## [WHAT YOU SHOULD DO]
Transcribe every entry word for word, leaving out all images.

## [INFORMATION PROVIDED]
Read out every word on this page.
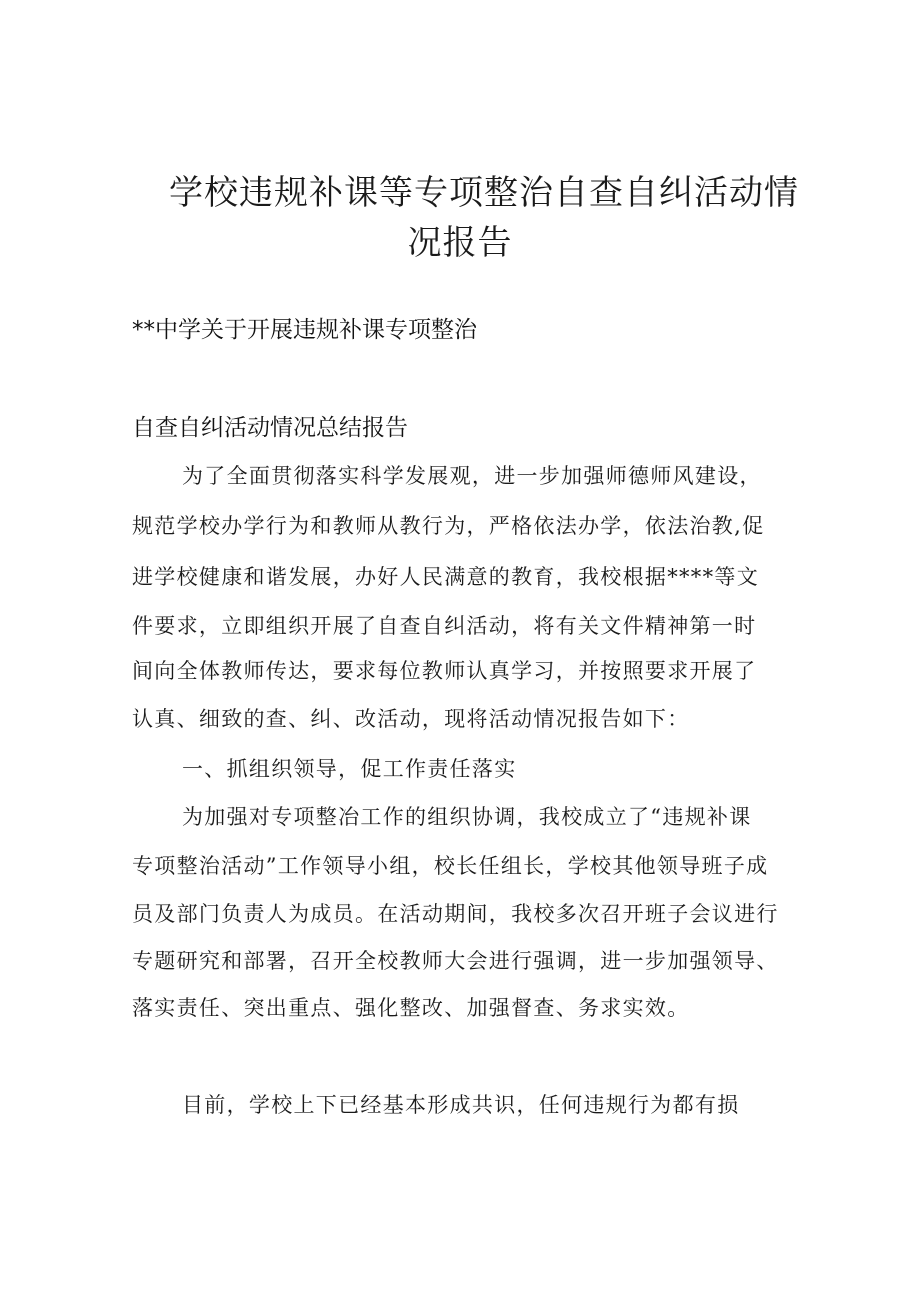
学校违规补课等专项整治自查自纠活动情
况报告
**中学关于开展违规补课专项整治
自查自纠活动情况总结报告
为了全面贯彻落实科学发展观，进一步加强师德师风建设，
规范学校办学行为和教师从教行为，严格依法办学，依法治教,促
进学校健康和谐发展，办好人民满意的教育，我校根据****等文
件要求，立即组织开展了自查自纠活动，将有关文件精神第一时
间向全体教师传达，要求每位教师认真学习，并按照要求开展了
认真、细致的查、纠、改活动，现将活动情况报告如下：
一、抓组织领导，促工作责任落实
为加强对专项整冶工作的组织协调，我校成立了“违规补课
专项整治活动”工作领导小组，校长任组长，学校其他领导班子成
员及部门负责人为成员。在活动期间，我校多次召开班子会议进行
专题研究和部署，召开全校教师大会进行强调，进一步加强领导、
落实责任、突出重点、强化整改、加强督查、务求实效。
目前，学校上下已经基本形成共识，任何违规行为都有损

## [EXERCISE ANSWER]
Read out every word on this page.
学校违规补课等专项整治自查自纠活动情
况报告
**中学关于开展违规补课专项整治
自查自纠活动情况总结报告
为了全面贯彻落实科学发展观，进一步加强师德师风建设，
规范学校办学行为和教师从教行为，严格依法办学，依法治教,促
进学校健康和谐发展，办好人民满意的教育，我校根据****等文
件要求，立即组织开展了自查自纠活动，将有关文件精神第一时
间向全体教师传达，要求每位教师认真学习，并按照要求开展了
认真、细致的查、纠、改活动，现将活动情况报告如下：
一、抓组织领导，促工作责任落实
为加强对专项整冶工作的组织协调，我校成立了“违规补课
专项整治活动”工作领导小组，校长任组长，学校其他领导班子成
员及部门负责人为成员。在活动期间，我校多次召开班子会议进行
专题研究和部署，召开全校教师大会进行强调，进一步加强领导、
落实责任、突出重点、强化整改、加强督查、务求实效。
目前，学校上下已经基本形成共识，任何违规行为都有损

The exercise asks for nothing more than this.